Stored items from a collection
········

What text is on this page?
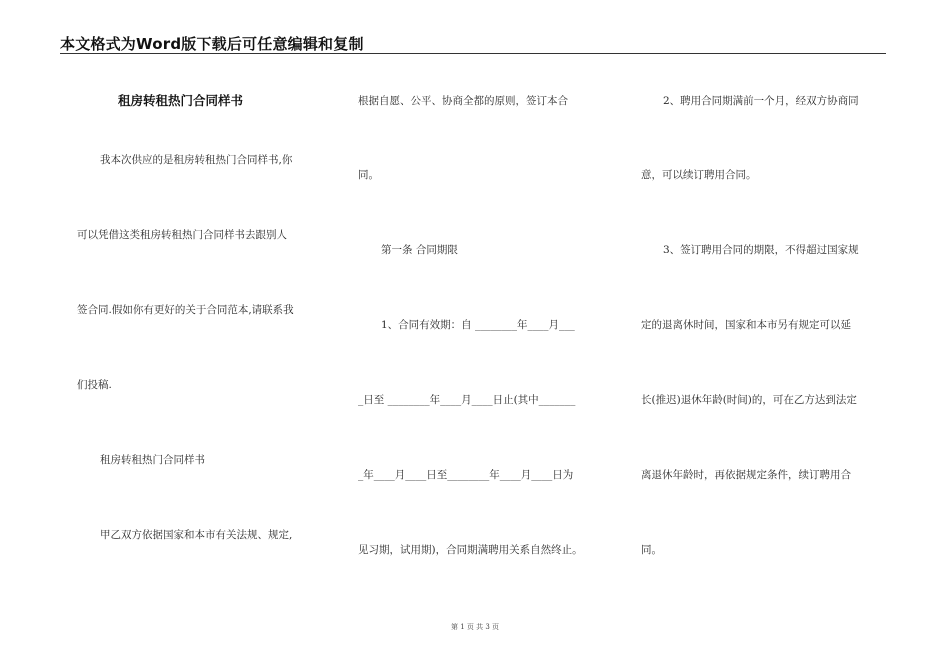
本文格式为Word版下载后可任意编辑和复制
租房转租热门合同样书
我本次供应的是租房转租热门合同样书,你
可以凭借这类租房转租热门合同样书去跟别人
签合同.假如你有更好的关于合同范本,请联系我
们投稿.
租房转租热门合同样书
甲乙双方依据国家和本市有关法规、规定,
根据自愿、公平、协商全都的原则，签订本合
同。
第一条 合同期限
1、合同有效期：自 ________年____月___
_日至 ________年____月____日止(其中_______
_年____月____日至________年____月____日为
见习期，试用期)，合同期满聘用关系自然终止。
2、聘用合同期满前一个月，经双方协商同
意，可以续订聘用合同。
3、签订聘用合同的期限，不得超过国家规
定的退离休时间，国家和本市另有规定可以延
长(推迟)退休年龄(时间)的，可在乙方达到法定
离退休年龄时，再依据规定条件，续订聘用合
同。
第 1 页 共 3 页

········

Task to carry out = All of the records need repeating exactly, except for the pictures.

Exercise answer =
What text is on this page?
本文格式为Word版下载后可任意编辑和复制
租房转租热门合同样书
我本次供应的是租房转租热门合同样书,你
可以凭借这类租房转租热门合同样书去跟别人
签合同.假如你有更好的关于合同范本,请联系我
们投稿.
租房转租热门合同样书
甲乙双方依据国家和本市有关法规、规定,
根据自愿、公平、协商全都的原则，签订本合
同。
第一条 合同期限
1、合同有效期：自 ________年____月___
_日至 ________年____月____日止(其中_______
_年____月____日至________年____月____日为
见习期，试用期)，合同期满聘用关系自然终止。
2、聘用合同期满前一个月，经双方协商同
意，可以续订聘用合同。
3、签订聘用合同的期限，不得超过国家规
定的退离休时间，国家和本市另有规定可以延
长(推迟)退休年龄(时间)的，可在乙方达到法定
离退休年龄时，再依据规定条件，续订聘用合
同。
第 1 页 共 3 页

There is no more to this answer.